Every record should be written out exactly, with the pictures left out.

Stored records
○ ○ ○ ○

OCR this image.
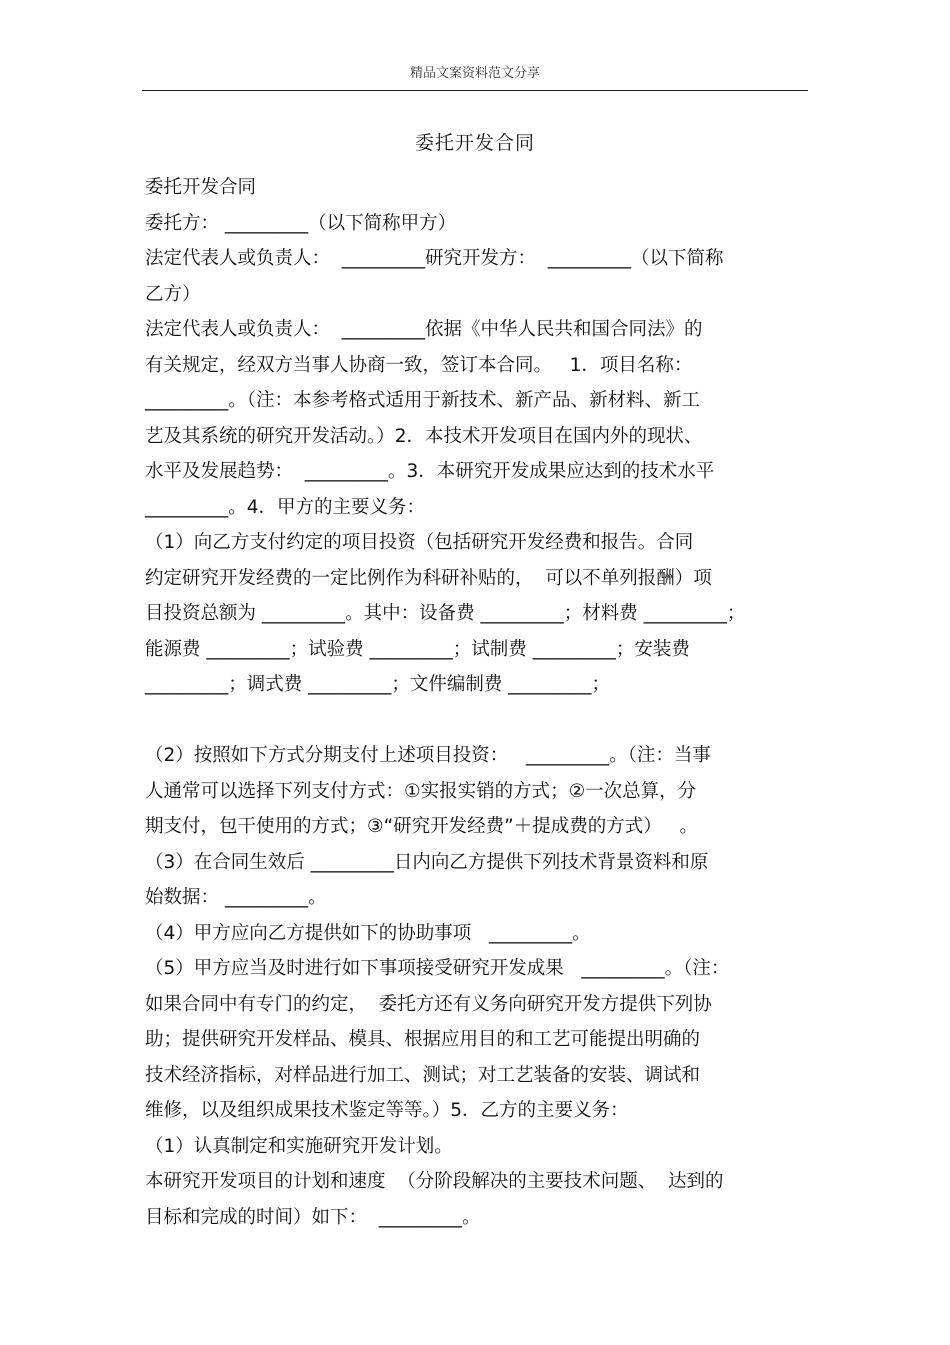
精品文案资料范文分享
委托开发合同
委托开发合同
委托方： _________（以下简称甲方）
法定代表人或负责人：  _________研究开发方：  _________（以下简称
乙方）
法定代表人或负责人：  _________依据《中华人民共和国合同法》的
有关规定，经双方当事人协商一致，签订本合同。   1．项目名称：
_________。（注：本参考格式适用于新技术、新产品、新材料、新工
艺及其系统的研究开发活动。）2．本技术开发项目在国内外的现状、
水平及发展趋势：  _________。3．本研究开发成果应达到的技术水平
_________。4．甲方的主要义务：
（1）向乙方支付约定的项目投资（包括研究开发经费和报告。合同
约定研究开发经费的一定比例作为科研补贴的，  可以不单列报酬）项
目投资总额为 _________。其中：设备费 _________；材料费 _________；
能源费 _________；试验费 _________；试制费 _________；安装费
_________；调式费 _________；文件编制费 _________；
（2）按照如下方式分期支付上述项目投资：   _________。（注：当事
人通常可以选择下列支付方式：①实报实销的方式；②一次总算，分
期支付，包干使用的方式；③“研究开发经费”＋提成费的方式）   。
（3）在合同生效后 _________日内向乙方提供下列技术背景资料和原
始数据： _________。
（4）甲方应向乙方提供如下的协助事项   _________。
（5）甲方应当及时进行如下事项接受研究开发成果   _________。（注：
如果合同中有专门的约定，  委托方还有义务向研究开发方提供下列协
助；提供研究开发样品、模具、根据应用目的和工艺可能提出明确的
技术经济指标，对样品进行加工、测试；对工艺装备的安装、调试和
维修，以及组织成果技术鉴定等等。）5．乙方的主要义务：
（1）认真制定和实施研究开发计划。
本研究开发项目的计划和速度  （分阶段解决的主要技术问题、  达到的
目标和完成的时间）如下：  _________。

○ ○ ○ ○

EXERCISE RESPONSE:
OCR this image.
精品文案资料范文分享
委托开发合同
委托开发合同
委托方： _________（以下简称甲方）
法定代表人或负责人：  _________研究开发方：  _________（以下简称
乙方）
法定代表人或负责人：  _________依据《中华人民共和国合同法》的
有关规定，经双方当事人协商一致，签订本合同。   1．项目名称：
_________。（注：本参考格式适用于新技术、新产品、新材料、新工
艺及其系统的研究开发活动。）2．本技术开发项目在国内外的现状、
水平及发展趋势：  _________。3．本研究开发成果应达到的技术水平
_________。4．甲方的主要义务：
（1）向乙方支付约定的项目投资（包括研究开发经费和报告。合同
约定研究开发经费的一定比例作为科研补贴的，  可以不单列报酬）项
目投资总额为 _________。其中：设备费 _________；材料费 _________；
能源费 _________；试验费 _________；试制费 _________；安装费
_________；调式费 _________；文件编制费 _________；
（2）按照如下方式分期支付上述项目投资：   _________。（注：当事
人通常可以选择下列支付方式：①实报实销的方式；②一次总算，分
期支付，包干使用的方式；③“研究开发经费”＋提成费的方式）   。
（3）在合同生效后 _________日内向乙方提供下列技术背景资料和原
始数据： _________。
（4）甲方应向乙方提供如下的协助事项   _________。
（5）甲方应当及时进行如下事项接受研究开发成果   _________。（注：
如果合同中有专门的约定，  委托方还有义务向研究开发方提供下列协
助；提供研究开发样品、模具、根据应用目的和工艺可能提出明确的
技术经济指标，对样品进行加工、测试；对工艺装备的安装、调试和
维修，以及组织成果技术鉴定等等。）5．乙方的主要义务：
（1）认真制定和实施研究开发计划。
本研究开发项目的计划和速度  （分阶段解决的主要技术问题、  达到的
目标和完成的时间）如下：  _________。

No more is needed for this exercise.